┏━━

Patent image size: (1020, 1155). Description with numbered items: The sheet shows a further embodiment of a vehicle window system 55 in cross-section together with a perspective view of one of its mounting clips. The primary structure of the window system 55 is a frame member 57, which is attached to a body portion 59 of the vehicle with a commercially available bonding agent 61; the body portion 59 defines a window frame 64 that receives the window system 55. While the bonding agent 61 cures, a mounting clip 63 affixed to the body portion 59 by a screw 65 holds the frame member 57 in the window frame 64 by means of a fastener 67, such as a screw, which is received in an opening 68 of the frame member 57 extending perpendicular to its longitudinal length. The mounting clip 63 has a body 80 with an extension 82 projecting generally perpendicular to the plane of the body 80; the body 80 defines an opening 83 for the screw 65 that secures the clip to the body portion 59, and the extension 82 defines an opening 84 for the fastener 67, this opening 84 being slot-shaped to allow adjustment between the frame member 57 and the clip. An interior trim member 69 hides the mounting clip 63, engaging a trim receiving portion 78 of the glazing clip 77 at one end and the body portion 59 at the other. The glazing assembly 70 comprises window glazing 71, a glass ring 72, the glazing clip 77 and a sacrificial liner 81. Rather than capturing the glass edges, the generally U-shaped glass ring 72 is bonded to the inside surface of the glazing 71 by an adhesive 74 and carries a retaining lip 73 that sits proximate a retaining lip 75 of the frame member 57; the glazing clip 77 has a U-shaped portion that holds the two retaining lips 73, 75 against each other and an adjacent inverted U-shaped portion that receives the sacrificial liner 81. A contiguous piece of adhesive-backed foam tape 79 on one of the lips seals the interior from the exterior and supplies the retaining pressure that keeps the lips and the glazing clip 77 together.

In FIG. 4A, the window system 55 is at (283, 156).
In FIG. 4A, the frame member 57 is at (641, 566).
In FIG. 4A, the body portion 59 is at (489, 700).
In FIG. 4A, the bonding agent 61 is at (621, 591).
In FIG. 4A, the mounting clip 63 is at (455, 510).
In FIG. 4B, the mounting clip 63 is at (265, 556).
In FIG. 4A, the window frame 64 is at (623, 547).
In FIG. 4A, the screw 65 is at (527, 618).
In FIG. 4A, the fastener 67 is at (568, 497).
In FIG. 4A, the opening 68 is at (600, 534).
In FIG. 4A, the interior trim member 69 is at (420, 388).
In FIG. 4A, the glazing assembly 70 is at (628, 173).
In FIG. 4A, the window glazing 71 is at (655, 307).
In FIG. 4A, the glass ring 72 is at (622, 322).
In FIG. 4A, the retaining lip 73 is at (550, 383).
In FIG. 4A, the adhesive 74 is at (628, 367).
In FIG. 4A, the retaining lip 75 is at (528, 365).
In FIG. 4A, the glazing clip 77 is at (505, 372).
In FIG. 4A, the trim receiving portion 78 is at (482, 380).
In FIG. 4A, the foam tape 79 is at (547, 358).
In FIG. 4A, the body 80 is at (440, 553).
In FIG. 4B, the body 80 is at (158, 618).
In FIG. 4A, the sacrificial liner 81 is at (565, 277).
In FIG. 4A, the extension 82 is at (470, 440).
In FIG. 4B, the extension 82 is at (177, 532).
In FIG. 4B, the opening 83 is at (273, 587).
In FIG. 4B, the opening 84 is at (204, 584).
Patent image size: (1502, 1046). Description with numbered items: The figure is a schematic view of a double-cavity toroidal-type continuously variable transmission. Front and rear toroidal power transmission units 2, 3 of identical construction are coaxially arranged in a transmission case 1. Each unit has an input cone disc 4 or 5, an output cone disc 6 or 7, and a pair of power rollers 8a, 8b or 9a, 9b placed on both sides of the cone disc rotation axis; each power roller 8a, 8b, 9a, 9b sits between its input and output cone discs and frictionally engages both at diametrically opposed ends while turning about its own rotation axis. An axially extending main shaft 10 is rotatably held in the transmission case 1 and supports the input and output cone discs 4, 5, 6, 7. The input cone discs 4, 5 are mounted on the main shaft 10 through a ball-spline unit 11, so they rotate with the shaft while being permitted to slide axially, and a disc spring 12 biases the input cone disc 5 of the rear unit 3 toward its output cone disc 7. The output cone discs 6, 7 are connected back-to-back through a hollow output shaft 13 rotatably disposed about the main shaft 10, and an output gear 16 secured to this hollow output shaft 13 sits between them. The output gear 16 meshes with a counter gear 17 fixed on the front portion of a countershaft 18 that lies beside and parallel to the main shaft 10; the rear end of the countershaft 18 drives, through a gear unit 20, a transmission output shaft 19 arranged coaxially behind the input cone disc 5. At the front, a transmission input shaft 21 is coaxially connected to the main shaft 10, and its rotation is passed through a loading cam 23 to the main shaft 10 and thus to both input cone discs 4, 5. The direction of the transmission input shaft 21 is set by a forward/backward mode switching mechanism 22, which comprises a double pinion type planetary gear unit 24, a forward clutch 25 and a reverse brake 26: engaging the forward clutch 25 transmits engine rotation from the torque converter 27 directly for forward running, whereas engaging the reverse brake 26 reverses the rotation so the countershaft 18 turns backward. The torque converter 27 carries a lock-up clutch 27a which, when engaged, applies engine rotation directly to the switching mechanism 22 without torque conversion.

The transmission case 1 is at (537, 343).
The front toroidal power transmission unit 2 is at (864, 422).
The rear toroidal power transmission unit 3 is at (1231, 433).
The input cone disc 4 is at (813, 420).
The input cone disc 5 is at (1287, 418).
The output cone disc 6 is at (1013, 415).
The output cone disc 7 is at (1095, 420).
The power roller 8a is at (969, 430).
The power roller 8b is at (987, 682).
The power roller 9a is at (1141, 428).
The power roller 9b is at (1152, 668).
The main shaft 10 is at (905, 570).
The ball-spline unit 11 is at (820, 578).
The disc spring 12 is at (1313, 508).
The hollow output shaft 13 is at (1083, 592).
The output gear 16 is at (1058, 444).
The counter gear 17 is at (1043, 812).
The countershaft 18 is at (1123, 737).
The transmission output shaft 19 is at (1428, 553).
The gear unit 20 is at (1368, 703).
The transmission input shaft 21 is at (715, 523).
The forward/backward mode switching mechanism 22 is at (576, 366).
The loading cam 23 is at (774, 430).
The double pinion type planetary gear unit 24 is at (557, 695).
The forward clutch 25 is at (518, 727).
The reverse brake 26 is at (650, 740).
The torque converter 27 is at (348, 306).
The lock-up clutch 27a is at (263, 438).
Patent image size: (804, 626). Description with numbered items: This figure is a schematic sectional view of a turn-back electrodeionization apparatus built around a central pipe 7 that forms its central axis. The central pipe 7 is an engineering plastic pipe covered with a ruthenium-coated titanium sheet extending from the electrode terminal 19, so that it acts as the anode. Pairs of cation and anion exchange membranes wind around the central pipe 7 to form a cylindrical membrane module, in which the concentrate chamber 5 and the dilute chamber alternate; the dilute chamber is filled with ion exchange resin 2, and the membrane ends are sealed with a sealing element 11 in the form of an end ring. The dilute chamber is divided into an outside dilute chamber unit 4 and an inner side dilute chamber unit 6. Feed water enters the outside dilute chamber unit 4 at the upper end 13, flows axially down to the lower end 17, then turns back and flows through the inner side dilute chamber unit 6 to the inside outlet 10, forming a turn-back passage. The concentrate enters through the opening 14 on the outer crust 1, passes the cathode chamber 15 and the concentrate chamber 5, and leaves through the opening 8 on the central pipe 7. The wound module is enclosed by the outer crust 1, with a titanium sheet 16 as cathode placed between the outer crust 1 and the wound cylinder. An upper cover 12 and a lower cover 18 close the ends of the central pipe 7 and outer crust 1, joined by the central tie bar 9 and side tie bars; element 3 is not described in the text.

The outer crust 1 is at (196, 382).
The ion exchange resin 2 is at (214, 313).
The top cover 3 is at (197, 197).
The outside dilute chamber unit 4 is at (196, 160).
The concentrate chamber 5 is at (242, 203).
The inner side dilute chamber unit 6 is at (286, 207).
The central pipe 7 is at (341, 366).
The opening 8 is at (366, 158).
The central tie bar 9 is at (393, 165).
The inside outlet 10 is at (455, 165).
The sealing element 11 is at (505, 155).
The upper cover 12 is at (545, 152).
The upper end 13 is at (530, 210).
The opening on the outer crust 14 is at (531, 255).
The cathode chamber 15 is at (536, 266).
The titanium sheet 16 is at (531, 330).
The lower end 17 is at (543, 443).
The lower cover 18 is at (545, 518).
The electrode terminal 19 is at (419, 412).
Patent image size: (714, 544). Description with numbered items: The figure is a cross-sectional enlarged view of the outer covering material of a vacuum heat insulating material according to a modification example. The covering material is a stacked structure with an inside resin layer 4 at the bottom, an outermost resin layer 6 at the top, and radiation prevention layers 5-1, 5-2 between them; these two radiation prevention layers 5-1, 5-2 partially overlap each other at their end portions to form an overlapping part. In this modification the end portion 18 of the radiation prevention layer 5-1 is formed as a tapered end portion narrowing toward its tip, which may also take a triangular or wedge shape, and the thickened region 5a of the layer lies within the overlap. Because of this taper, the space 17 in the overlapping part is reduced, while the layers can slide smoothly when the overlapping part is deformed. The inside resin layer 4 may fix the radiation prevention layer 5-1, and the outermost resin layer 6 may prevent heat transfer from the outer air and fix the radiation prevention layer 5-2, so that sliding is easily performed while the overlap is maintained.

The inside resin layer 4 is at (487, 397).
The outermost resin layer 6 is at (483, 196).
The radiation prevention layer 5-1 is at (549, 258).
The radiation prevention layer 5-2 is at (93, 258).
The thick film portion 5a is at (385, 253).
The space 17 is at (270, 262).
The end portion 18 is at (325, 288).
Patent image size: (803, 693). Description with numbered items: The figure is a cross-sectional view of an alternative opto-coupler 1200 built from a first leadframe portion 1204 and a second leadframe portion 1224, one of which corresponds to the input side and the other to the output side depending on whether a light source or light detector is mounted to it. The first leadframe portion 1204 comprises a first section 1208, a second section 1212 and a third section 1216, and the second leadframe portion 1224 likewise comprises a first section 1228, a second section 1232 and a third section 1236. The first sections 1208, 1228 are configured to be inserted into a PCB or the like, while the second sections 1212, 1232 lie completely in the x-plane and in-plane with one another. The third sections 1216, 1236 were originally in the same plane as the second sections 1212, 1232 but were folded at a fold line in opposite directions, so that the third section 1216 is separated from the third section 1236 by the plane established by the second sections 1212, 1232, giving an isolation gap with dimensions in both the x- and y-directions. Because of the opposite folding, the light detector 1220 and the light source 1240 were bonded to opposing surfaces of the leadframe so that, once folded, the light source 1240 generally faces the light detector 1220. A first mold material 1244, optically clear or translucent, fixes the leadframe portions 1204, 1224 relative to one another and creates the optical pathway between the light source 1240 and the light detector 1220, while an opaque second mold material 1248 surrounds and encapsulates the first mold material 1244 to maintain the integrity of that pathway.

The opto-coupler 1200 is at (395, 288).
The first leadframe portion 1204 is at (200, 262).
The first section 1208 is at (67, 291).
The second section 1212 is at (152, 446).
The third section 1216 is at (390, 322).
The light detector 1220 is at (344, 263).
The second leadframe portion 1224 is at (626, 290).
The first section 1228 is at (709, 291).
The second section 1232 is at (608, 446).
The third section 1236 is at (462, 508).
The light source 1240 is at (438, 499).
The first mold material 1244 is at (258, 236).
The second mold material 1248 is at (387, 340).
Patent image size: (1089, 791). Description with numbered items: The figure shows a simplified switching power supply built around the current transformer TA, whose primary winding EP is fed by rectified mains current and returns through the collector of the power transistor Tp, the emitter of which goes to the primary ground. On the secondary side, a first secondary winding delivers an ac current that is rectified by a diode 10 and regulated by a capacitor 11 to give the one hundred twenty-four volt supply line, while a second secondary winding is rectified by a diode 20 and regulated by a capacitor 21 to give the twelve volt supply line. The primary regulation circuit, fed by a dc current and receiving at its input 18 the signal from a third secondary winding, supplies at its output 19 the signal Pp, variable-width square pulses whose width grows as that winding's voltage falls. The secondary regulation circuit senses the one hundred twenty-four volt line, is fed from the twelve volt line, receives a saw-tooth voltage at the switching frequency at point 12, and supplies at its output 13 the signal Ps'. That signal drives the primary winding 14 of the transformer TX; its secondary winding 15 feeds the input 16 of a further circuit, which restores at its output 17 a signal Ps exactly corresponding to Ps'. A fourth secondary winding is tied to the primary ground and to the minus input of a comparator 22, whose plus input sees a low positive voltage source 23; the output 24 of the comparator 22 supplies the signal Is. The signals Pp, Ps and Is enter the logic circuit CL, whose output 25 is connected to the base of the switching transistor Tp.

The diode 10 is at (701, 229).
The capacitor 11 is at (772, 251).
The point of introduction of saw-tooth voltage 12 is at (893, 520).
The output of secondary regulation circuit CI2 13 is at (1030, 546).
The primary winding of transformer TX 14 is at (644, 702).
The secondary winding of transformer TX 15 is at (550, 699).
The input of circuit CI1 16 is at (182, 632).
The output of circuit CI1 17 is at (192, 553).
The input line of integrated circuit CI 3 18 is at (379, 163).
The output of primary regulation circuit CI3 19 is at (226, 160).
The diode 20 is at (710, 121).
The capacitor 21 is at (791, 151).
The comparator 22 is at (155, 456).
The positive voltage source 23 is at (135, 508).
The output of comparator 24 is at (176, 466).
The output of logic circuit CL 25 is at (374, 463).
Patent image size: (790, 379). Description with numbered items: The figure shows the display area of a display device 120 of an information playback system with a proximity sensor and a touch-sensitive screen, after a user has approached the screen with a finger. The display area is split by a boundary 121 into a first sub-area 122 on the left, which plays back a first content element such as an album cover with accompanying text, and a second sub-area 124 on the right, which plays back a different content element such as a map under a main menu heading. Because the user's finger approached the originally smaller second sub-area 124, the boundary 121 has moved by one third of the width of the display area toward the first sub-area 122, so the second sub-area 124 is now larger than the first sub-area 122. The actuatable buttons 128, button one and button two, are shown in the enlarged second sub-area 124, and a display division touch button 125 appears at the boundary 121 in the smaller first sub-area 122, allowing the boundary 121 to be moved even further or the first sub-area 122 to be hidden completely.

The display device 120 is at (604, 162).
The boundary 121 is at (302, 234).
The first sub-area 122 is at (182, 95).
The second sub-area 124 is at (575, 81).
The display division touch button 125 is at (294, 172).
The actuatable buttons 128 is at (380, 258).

┗━━

■ Direction
Reproduce the material from the line containing "Patent image size: (804, 626)." through the line containing "The inside outlet 10 is at (455, 165).", putting "electrodeionization device" wherever "electrodeionization apparatus" appears and changing nothing else.

■ Exercise answer
Patent image size: (804, 626). Description with numbered items: This figure is a schematic sectional view of a turn-back electrodeionization device built around a central pipe 7 that forms its central axis. The central pipe 7 is an engineering plastic pipe covered with a ruthenium-coated titanium sheet extending from the electrode terminal 19, so that it acts as the anode. Pairs of cation and anion exchange membranes wind around the central pipe 7 to form a cylindrical membrane module, in which the concentrate chamber 5 and the dilute chamber alternate; the dilute chamber is filled with ion exchange resin 2, and the membrane ends are sealed with a sealing element 11 in the form of an end ring. The dilute chamber is divided into an outside dilute chamber unit 4 and an inner side dilute chamber unit 6. Feed water enters the outside dilute chamber unit 4 at the upper end 13, flows axially down to the lower end 17, then turns back and flows through the inner side dilute chamber unit 6 to the inside outlet 10, forming a turn-back passage. The concentrate enters through the opening 14 on the outer crust 1, passes the cathode chamber 15 and the concentrate chamber 5, and leaves through the opening 8 on the central pipe 7. The wound module is enclosed by the outer crust 1, with a titanium sheet 16 as cathode placed between the outer crust 1 and the wound cylinder. An upper cover 12 and a lower cover 18 close the ends of the central pipe 7 and outer crust 1, joined by the central tie bar 9 and side tie bars; element 3 is not described in the text.

The outer crust 1 is at (196, 382).
The ion exchange resin 2 is at (214, 313).
The top cover 3 is at (197, 197).
The outside dilute chamber unit 4 is at (196, 160).
The concentrate chamber 5 is at (242, 203).
The inner side dilute chamber unit 6 is at (286, 207).
The central pipe 7 is at (341, 366).
The opening 8 is at (366, 158).
The central tie bar 9 is at (393, 165).
The inside outlet 10 is at (455, 165).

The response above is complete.